(Stored items)
· · · · ·
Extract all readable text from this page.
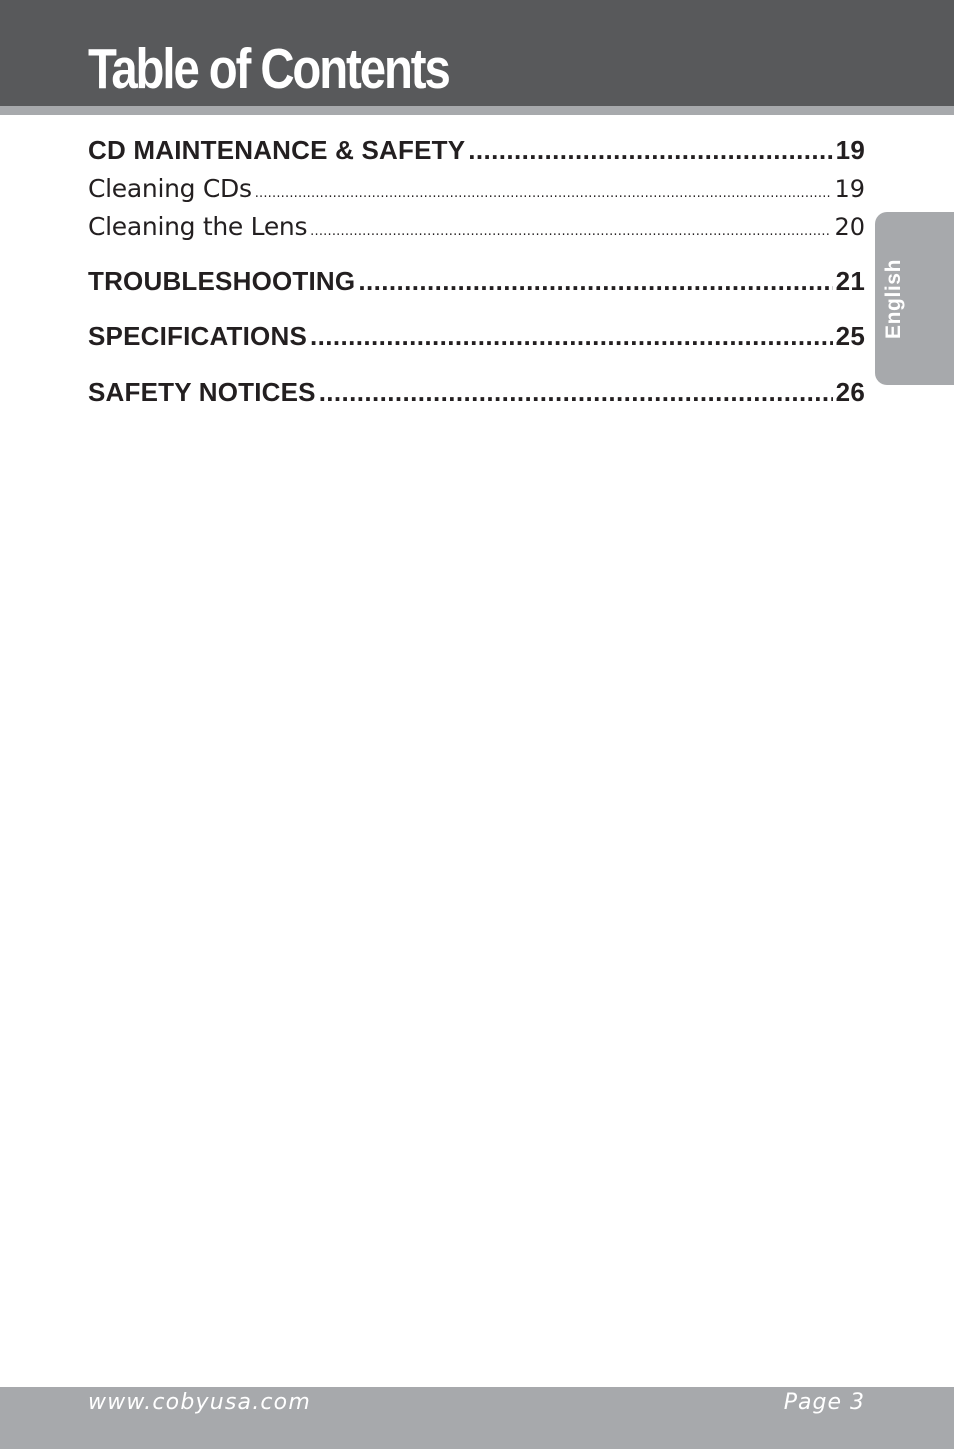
Table of Contents
English
CD MAINTENANCE & SAFETY .....	19
Cleaning CDs .....	19
Cleaning the Lens .....	20
TROUBLESHOOTING .....	21
SPECIFICATIONS .....	25
SAFETY NOTICES .....	26
www.cobyusa.com	Page 3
· · · · ·
▶ [Short problem]
Locate all lines holding the word "SAFETY", then copy them out.

▶ [Answer for the task]
CD MAINTENANCE & SAFETY .....	19
SAFETY NOTICES .....	26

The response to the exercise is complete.